→ **Problem to work on**
Copy the data below exactly.

→ **Record set**
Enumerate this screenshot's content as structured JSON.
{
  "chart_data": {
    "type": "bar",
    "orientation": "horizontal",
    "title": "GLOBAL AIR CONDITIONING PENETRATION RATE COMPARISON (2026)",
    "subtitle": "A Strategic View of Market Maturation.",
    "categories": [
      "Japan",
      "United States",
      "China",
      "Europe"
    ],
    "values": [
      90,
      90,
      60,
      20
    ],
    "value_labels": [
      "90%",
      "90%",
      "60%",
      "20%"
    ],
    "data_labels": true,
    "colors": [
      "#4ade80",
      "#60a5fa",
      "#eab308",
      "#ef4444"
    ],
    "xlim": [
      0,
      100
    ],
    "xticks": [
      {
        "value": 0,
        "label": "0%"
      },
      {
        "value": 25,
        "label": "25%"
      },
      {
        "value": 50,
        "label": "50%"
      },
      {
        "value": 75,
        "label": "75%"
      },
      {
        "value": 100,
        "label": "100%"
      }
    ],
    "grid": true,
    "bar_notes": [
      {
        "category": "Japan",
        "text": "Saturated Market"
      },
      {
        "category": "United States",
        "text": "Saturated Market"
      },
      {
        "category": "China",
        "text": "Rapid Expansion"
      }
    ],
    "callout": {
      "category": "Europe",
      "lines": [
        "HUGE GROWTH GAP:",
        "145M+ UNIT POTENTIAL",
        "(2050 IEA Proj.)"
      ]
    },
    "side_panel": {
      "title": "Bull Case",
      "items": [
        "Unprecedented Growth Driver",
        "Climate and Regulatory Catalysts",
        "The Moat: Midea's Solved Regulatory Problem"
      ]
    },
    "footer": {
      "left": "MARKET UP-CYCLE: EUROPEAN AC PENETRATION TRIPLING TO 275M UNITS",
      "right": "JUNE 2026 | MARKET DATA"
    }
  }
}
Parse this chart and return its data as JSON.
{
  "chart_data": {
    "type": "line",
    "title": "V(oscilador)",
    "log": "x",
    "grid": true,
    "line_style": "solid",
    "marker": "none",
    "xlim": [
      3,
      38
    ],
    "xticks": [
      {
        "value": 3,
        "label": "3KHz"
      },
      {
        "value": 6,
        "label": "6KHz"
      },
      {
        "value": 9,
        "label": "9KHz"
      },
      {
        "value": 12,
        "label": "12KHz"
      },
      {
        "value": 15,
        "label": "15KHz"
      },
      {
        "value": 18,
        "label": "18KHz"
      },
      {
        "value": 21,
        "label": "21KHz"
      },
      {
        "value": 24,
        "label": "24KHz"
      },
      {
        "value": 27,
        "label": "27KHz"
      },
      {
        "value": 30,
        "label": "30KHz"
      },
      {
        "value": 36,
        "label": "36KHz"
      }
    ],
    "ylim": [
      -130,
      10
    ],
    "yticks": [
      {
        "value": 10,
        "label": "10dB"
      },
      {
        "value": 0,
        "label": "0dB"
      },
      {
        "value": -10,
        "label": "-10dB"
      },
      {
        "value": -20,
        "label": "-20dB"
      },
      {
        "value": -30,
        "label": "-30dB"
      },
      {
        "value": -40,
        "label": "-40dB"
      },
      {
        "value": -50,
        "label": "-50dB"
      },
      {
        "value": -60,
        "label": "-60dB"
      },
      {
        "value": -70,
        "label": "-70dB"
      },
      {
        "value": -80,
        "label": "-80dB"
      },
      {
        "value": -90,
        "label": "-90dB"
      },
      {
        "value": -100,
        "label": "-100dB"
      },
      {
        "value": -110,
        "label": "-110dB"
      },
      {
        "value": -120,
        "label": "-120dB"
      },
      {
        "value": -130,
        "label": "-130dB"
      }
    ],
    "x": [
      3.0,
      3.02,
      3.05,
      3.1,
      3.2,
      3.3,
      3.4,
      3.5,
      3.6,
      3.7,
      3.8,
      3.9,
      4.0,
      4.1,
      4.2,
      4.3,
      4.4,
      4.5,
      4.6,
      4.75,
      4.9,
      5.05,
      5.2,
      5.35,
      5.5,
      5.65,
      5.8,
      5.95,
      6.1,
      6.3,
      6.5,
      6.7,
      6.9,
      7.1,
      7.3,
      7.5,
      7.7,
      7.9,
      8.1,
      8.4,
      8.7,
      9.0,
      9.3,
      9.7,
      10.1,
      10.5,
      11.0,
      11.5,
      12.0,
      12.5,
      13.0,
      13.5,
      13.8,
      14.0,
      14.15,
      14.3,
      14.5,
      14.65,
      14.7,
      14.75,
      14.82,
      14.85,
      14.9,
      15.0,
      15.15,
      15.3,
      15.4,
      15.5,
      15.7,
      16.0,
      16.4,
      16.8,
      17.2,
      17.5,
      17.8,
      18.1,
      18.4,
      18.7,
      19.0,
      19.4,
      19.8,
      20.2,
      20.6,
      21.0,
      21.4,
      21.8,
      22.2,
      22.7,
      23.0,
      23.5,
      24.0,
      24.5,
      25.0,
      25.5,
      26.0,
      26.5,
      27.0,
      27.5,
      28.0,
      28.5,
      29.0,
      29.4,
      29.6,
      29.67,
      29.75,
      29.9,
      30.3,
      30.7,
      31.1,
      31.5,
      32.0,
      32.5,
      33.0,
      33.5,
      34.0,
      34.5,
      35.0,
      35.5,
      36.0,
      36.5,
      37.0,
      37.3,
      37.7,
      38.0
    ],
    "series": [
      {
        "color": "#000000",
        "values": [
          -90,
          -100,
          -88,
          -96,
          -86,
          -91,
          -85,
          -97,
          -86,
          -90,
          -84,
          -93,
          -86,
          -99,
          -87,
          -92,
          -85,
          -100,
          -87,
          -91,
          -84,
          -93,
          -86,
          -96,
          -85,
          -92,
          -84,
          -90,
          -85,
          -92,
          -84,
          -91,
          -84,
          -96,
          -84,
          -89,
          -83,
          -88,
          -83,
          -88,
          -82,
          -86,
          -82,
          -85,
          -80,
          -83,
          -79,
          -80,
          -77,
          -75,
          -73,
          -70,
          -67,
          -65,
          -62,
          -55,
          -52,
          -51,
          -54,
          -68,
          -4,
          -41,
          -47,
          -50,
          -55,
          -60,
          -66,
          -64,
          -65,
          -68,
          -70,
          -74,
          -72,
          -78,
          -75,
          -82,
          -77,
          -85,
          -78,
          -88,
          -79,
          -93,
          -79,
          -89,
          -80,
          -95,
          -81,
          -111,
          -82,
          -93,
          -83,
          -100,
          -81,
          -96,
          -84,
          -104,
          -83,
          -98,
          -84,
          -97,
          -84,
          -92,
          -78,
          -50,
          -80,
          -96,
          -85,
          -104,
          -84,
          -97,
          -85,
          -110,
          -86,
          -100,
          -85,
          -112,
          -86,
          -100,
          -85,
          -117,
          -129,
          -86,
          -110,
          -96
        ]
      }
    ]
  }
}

→ **Answer**
Enumerate this screenshot's content as structured JSON.
{
  "chart_data": {
    "type": "bar",
    "orientation": "horizontal",
    "title": "GLOBAL AIR CONDITIONING PENETRATION RATE COMPARISON (2026)",
    "subtitle": "A Strategic View of Market Maturation.",
    "categories": [
      "Japan",
      "United States",
      "China",
      "Europe"
    ],
    "values": [
      90,
      90,
      60,
      20
    ],
    "value_labels": [
      "90%",
      "90%",
      "60%",
      "20%"
    ],
    "data_labels": true,
    "colors": [
      "#4ade80",
      "#60a5fa",
      "#eab308",
      "#ef4444"
    ],
    "xlim": [
      0,
      100
    ],
    "xticks": [
      {
        "value": 0,
        "label": "0%"
      },
      {
        "value": 25,
        "label": "25%"
      },
      {
        "value": 50,
        "label": "50%"
      },
      {
        "value": 75,
        "label": "75%"
      },
      {
        "value": 100,
        "label": "100%"
      }
    ],
    "grid": true,
    "bar_notes": [
      {
        "category": "Japan",
        "text": "Saturated Market"
      },
      {
        "category": "United States",
        "text": "Saturated Market"
      },
      {
        "category": "China",
        "text": "Rapid Expansion"
      }
    ],
    "callout": {
      "category": "Europe",
      "lines": [
        "HUGE GROWTH GAP:",
        "145M+ UNIT POTENTIAL",
        "(2050 IEA Proj.)"
      ]
    },
    "side_panel": {
      "title": "Bull Case",
      "items": [
        "Unprecedented Growth Driver",
        "Climate and Regulatory Catalysts",
        "The Moat: Midea's Solved Regulatory Problem"
      ]
    },
    "footer": {
      "left": "MARKET UP-CYCLE: EUROPEAN AC PENETRATION TRIPLING TO 275M UNITS",
      "right": "JUNE 2026 | MARKET DATA"
    }
  }
}
Parse this chart and return its data as JSON.
{
  "chart_data": {
    "type": "line",
    "title": "V(oscilador)",
    "log": "x",
    "grid": true,
    "line_style": "solid",
    "marker": "none",
    "xlim": [
      3,
      38
    ],
    "xticks": [
      {
        "value": 3,
        "label": "3KHz"
      },
      {
        "value": 6,
        "label": "6KHz"
      },
      {
        "value": 9,
        "label": "9KHz"
      },
      {
        "value": 12,
        "label": "12KHz"
      },
      {
        "value": 15,
        "label": "15KHz"
      },
      {
        "value": 18,
        "label": "18KHz"
      },
      {
        "value": 21,
        "label": "21KHz"
      },
      {
        "value": 24,
        "label": "24KHz"
      },
      {
        "value": 27,
        "label": "27KHz"
      },
      {
        "value": 30,
        "label": "30KHz"
      },
      {
        "value": 36,
        "label": "36KHz"
      }
    ],
    "ylim": [
      -130,
      10
    ],
    "yticks": [
      {
        "value": 10,
        "label": "10dB"
      },
      {
        "value": 0,
        "label": "0dB"
      },
      {
        "value": -10,
        "label": "-10dB"
      },
      {
        "value": -20,
        "label": "-20dB"
      },
      {
        "value": -30,
        "label": "-30dB"
      },
      {
        "value": -40,
        "label": "-40dB"
      },
      {
        "value": -50,
        "label": "-50dB"
      },
      {
        "value": -60,
        "label": "-60dB"
      },
      {
        "value": -70,
        "label": "-70dB"
      },
      {
        "value": -80,
        "label": "-80dB"
      },
      {
        "value": -90,
        "label": "-90dB"
      },
      {
        "value": -100,
        "label": "-100dB"
      },
      {
        "value": -110,
        "label": "-110dB"
      },
      {
        "value": -120,
        "label": "-120dB"
      },
      {
        "value": -130,
        "label": "-130dB"
      }
    ],
    "x": [
      3.0,
      3.02,
      3.05,
      3.1,
      3.2,
      3.3,
      3.4,
      3.5,
      3.6,
      3.7,
      3.8,
      3.9,
      4.0,
      4.1,
      4.2,
      4.3,
      4.4,
      4.5,
      4.6,
      4.75,
      4.9,
      5.05,
      5.2,
      5.35,
      5.5,
      5.65,
      5.8,
      5.95,
      6.1,
      6.3,
      6.5,
      6.7,
      6.9,
      7.1,
      7.3,
      7.5,
      7.7,
      7.9,
      8.1,
      8.4,
      8.7,
      9.0,
      9.3,
      9.7,
      10.1,
      10.5,
      11.0,
      11.5,
      12.0,
      12.5,
      13.0,
      13.5,
      13.8,
      14.0,
      14.15,
      14.3,
      14.5,
      14.65,
      14.7,
      14.75,
      14.82,
      14.85,
      14.9,
      15.0,
      15.15,
      15.3,
      15.4,
      15.5,
      15.7,
      16.0,
      16.4,
      16.8,
      17.2,
      17.5,
      17.8,
      18.1,
      18.4,
      18.7,
      19.0,
      19.4,
      19.8,
      20.2,
      20.6,
      21.0,
      21.4,
      21.8,
      22.2,
      22.7,
      23.0,
      23.5,
      24.0,
      24.5,
      25.0,
      25.5,
      26.0,
      26.5,
      27.0,
      27.5,
      28.0,
      28.5,
      29.0,
      29.4,
      29.6,
      29.67,
      29.75,
      29.9,
      30.3,
      30.7,
      31.1,
      31.5,
      32.0,
      32.5,
      33.0,
      33.5,
      34.0,
      34.5,
      35.0,
      35.5,
      36.0,
      36.5,
      37.0,
      37.3,
      37.7,
      38.0
    ],
    "series": [
      {
        "color": "#000000",
        "values": [
          -90,
          -100,
          -88,
          -96,
          -86,
          -91,
          -85,
          -97,
          -86,
          -90,
          -84,
          -93,
          -86,
          -99,
          -87,
          -92,
          -85,
          -100,
          -87,
          -91,
          -84,
          -93,
          -86,
          -96,
          -85,
          -92,
          -84,
          -90,
          -85,
          -92,
          -84,
          -91,
          -84,
          -96,
          -84,
          -89,
          -83,
          -88,
          -83,
          -88,
          -82,
          -86,
          -82,
          -85,
          -80,
          -83,
          -79,
          -80,
          -77,
          -75,
          -73,
          -70,
          -67,
          -65,
          -62,
          -55,
          -52,
          -51,
          -54,
          -68,
          -4,
          -41,
          -47,
          -50,
          -55,
          -60,
          -66,
          -64,
          -65,
          -68,
          -70,
          -74,
          -72,
          -78,
          -75,
          -82,
          -77,
          -85,
          -78,
          -88,
          -79,
          -93,
          -79,
          -89,
          -80,
          -95,
          -81,
          -111,
          -82,
          -93,
          -83,
          -100,
          -81,
          -96,
          -84,
          -104,
          -83,
          -98,
          -84,
          -97,
          -84,
          -92,
          -78,
          -50,
          -80,
          -96,
          -85,
          -104,
          -84,
          -97,
          -85,
          -110,
          -86,
          -100,
          -85,
          -112,
          -86,
          -100,
          -85,
          -117,
          -129,
          -86,
          -110,
          -96
        ]
      }
    ]
  }
}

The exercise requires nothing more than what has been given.